**WHAT NEEDS TO BE DONE**
Show every line below where "Thanksgiving" can be found.

**WORKING DATA**
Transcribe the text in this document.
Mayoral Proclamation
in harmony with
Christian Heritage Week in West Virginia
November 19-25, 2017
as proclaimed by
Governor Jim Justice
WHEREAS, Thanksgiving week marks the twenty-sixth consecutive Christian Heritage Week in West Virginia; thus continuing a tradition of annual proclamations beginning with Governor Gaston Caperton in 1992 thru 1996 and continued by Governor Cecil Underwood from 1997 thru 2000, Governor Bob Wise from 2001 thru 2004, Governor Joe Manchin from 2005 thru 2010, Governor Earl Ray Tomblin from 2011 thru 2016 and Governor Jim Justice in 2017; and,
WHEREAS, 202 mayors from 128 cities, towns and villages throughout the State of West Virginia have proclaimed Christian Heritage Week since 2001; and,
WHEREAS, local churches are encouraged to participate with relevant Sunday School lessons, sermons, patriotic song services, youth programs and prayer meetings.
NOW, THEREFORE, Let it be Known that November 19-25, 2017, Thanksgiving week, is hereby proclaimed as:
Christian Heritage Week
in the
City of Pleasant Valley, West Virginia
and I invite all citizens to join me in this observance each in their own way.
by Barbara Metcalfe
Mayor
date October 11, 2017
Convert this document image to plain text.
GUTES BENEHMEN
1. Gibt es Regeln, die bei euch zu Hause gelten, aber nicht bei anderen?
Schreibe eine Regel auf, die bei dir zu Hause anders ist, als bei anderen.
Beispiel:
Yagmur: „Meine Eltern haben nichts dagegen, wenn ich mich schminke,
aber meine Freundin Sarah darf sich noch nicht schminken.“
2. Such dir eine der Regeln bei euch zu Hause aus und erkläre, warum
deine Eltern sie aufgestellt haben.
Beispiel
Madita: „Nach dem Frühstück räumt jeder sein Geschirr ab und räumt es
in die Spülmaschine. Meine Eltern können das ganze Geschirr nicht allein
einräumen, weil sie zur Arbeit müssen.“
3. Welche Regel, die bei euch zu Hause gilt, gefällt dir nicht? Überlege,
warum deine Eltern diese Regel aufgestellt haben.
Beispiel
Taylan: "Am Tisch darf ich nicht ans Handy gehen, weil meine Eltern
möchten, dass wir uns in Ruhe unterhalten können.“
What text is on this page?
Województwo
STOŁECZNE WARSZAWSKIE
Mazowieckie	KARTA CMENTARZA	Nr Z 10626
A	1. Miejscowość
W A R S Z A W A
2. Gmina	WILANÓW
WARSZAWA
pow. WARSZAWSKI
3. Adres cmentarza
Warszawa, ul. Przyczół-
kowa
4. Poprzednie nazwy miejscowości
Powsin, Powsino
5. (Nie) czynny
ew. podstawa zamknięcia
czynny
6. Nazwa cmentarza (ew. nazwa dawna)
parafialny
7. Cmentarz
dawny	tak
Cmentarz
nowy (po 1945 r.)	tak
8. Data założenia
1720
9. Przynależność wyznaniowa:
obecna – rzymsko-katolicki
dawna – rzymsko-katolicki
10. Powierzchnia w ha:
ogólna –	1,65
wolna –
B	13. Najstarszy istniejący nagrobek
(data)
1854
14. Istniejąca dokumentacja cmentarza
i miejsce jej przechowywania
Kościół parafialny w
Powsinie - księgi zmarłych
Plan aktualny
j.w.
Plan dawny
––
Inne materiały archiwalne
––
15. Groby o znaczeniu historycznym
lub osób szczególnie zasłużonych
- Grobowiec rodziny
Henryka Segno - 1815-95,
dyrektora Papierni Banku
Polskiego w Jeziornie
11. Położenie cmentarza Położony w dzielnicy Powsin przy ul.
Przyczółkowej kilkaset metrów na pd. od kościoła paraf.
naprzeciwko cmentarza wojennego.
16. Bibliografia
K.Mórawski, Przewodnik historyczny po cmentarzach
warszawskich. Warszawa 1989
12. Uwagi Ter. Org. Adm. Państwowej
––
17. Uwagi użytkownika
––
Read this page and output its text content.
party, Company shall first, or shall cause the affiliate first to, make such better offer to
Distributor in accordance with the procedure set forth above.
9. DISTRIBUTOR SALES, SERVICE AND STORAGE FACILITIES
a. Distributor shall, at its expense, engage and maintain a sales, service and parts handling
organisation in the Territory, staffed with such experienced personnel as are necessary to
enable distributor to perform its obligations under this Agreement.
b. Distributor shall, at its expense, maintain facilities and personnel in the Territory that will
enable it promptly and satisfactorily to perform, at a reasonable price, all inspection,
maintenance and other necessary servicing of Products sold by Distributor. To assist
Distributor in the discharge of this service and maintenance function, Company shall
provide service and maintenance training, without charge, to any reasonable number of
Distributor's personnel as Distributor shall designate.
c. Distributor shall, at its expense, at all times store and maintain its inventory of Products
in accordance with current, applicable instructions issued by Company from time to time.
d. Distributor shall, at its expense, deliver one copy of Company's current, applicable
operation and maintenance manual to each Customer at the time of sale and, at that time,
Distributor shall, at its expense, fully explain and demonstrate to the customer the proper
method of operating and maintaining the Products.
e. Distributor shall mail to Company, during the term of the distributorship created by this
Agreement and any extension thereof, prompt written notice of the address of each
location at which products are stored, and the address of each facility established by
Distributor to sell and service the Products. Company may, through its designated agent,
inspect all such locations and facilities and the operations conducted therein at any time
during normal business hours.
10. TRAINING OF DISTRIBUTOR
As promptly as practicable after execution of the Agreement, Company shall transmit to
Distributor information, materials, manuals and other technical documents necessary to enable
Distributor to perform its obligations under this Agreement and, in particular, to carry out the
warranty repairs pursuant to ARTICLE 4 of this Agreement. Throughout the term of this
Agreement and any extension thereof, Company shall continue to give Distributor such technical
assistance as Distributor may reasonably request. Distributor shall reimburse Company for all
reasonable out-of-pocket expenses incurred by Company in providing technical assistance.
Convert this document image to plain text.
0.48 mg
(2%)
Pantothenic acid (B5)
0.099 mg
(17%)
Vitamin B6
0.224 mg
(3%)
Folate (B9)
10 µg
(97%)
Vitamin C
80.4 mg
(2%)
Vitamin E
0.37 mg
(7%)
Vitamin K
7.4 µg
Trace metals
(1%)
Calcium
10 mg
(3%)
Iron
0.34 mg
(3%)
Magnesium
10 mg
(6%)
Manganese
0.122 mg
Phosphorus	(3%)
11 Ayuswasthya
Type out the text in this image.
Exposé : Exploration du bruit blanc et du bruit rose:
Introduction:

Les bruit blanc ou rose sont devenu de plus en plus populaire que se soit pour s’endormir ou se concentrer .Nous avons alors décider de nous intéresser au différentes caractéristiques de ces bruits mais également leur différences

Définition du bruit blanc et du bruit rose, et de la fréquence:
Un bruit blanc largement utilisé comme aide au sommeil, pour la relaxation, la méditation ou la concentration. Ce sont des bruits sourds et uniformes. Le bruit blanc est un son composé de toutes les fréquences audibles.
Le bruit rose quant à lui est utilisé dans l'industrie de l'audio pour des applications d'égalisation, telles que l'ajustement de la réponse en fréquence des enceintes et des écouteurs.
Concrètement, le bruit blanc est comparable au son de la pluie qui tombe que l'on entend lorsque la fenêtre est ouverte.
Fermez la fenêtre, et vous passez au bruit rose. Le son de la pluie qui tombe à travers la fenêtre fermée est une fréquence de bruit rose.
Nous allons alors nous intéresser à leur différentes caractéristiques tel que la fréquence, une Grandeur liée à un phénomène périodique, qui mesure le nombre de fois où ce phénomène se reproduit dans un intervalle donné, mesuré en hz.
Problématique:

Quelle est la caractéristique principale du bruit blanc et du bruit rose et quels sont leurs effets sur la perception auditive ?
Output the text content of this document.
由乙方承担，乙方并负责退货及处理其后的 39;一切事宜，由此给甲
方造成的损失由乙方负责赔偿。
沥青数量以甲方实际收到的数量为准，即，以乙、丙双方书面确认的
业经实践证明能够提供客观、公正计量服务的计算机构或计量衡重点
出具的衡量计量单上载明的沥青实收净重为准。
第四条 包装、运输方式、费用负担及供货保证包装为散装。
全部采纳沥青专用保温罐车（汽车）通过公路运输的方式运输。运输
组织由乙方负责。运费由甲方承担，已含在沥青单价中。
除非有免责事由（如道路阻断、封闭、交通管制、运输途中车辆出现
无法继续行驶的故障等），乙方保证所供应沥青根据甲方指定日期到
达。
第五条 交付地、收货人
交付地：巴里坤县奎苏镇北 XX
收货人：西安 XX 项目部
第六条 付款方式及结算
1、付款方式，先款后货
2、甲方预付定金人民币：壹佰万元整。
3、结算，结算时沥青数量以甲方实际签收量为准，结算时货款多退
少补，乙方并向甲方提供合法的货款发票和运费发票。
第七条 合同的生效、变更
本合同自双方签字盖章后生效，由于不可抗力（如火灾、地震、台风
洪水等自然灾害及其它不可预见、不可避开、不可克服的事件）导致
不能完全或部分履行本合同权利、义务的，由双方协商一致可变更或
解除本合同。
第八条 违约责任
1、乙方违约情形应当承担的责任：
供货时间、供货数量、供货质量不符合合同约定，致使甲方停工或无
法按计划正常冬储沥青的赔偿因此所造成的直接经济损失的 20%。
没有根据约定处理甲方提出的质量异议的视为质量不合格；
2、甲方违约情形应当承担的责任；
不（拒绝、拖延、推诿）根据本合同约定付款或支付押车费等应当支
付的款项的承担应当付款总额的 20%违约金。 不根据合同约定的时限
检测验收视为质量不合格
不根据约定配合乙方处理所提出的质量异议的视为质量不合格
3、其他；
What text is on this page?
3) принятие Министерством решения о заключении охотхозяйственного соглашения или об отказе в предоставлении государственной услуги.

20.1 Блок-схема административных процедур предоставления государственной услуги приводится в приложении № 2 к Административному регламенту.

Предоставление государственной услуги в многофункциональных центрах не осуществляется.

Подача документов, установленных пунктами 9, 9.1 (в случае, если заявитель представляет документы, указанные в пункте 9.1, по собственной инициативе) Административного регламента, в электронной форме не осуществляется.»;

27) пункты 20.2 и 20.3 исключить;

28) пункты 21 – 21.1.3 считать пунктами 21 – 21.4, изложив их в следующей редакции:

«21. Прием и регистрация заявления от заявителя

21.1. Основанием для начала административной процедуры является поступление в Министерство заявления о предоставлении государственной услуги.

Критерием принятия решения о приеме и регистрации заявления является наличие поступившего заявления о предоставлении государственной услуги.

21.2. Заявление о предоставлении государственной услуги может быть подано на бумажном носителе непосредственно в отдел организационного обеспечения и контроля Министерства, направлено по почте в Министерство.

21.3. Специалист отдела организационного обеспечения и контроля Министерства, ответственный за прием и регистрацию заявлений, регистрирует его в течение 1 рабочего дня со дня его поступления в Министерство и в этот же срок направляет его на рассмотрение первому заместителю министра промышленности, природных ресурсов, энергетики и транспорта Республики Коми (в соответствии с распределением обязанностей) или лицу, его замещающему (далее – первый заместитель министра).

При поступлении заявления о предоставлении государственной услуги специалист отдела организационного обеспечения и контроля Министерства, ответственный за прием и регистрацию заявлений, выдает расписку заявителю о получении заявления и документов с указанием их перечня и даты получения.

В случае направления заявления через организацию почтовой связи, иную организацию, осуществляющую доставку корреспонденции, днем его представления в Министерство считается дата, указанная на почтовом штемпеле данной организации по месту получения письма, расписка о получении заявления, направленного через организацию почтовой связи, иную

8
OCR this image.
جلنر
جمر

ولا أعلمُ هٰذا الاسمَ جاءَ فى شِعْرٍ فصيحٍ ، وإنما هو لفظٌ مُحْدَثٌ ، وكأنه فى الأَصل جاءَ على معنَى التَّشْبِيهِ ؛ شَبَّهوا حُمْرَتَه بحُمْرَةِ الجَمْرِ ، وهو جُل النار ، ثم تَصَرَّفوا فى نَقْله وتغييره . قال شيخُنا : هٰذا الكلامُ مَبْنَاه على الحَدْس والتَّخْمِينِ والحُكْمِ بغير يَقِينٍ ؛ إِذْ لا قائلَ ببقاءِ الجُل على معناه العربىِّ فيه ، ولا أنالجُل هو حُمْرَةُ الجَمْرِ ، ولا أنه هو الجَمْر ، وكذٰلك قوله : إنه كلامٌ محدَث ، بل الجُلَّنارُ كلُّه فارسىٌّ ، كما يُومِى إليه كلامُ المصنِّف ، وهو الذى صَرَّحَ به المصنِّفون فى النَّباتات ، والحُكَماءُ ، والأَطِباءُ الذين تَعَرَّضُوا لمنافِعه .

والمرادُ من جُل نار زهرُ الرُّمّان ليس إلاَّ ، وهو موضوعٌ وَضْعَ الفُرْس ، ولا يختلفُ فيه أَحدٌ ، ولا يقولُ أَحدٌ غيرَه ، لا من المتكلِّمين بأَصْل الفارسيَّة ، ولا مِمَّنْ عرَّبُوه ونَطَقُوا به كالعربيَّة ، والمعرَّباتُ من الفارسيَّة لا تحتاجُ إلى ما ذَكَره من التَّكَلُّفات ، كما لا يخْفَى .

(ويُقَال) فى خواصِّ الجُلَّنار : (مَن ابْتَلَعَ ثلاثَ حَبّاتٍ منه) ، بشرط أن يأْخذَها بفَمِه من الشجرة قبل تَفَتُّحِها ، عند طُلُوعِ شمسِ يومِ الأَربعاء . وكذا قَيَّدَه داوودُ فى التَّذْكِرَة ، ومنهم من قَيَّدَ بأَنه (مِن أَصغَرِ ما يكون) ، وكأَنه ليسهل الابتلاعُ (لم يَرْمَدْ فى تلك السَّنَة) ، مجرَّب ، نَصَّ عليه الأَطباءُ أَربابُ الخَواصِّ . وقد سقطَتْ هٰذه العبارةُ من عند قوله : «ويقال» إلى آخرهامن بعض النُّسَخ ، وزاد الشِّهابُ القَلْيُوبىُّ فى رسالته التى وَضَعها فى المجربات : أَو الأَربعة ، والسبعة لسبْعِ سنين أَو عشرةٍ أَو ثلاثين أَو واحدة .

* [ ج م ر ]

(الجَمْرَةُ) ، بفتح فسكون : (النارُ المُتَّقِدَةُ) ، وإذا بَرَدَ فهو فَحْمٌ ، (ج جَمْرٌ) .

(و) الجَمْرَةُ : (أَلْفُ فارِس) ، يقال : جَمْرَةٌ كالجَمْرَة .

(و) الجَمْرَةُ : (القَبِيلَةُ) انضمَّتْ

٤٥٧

**EXERCISE SOLUTION**
WHEREAS, Thanksgiving week marks the twenty-sixth consecutive Christian Heritage Week in West Virginia; thus continuing a tradition of annual proclamations beginning with Governor Gaston Caperton in 1992 thru 1996 and continued by Governor Cecil Underwood from 1997 thru 2000, Governor Bob Wise from 2001 thru 2004, Governor Joe Manchin from 2005 thru 2010, Governor Earl Ray Tomblin from 2011 thru 2016 and Governor Jim Justice in 2017; and,
NOW, THEREFORE, Let it be Known that November 19-25, 2017, Thanksgiving week, is hereby proclaimed as:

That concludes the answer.